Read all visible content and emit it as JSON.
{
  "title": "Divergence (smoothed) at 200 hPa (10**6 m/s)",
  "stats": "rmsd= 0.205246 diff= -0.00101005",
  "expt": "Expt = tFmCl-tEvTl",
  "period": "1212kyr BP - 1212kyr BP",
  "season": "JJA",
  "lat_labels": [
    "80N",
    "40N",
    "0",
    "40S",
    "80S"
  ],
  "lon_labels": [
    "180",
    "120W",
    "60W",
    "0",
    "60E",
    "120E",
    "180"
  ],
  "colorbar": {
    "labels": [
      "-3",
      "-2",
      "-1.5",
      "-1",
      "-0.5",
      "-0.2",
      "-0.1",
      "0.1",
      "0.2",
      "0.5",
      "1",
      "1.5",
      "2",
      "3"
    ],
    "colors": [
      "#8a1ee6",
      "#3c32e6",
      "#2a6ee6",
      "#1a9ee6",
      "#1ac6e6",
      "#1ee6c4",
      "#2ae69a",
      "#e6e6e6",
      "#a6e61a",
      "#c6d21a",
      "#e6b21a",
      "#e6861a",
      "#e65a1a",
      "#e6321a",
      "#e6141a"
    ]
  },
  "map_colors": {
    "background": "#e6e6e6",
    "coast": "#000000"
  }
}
+++
Task statement: All the data must be duplicated exactly, with nothing added or removed.

Solution:
Read all visible content and emit it as JSON.
{
  "title": "Divergence (smoothed) at 200 hPa (10**6 m/s)",
  "stats": "rmsd= 0.205246 diff= -0.00101005",
  "expt": "Expt = tFmCl-tEvTl",
  "period": "1212kyr BP - 1212kyr BP",
  "season": "JJA",
  "lat_labels": [
    "80N",
    "40N",
    "0",
    "40S",
    "80S"
  ],
  "lon_labels": [
    "180",
    "120W",
    "60W",
    "0",
    "60E",
    "120E",
    "180"
  ],
  "colorbar": {
    "labels": [
      "-3",
      "-2",
      "-1.5",
      "-1",
      "-0.5",
      "-0.2",
      "-0.1",
      "0.1",
      "0.2",
      "0.5",
      "1",
      "1.5",
      "2",
      "3"
    ],
    "colors": [
      "#8a1ee6",
      "#3c32e6",
      "#2a6ee6",
      "#1a9ee6",
      "#1ac6e6",
      "#1ee6c4",
      "#2ae69a",
      "#e6e6e6",
      "#a6e61a",
      "#c6d21a",
      "#e6b21a",
      "#e6861a",
      "#e65a1a",
      "#e6321a",
      "#e6141a"
    ]
  },
  "map_colors": {
    "background": "#e6e6e6",
    "coast": "#000000"
  }
}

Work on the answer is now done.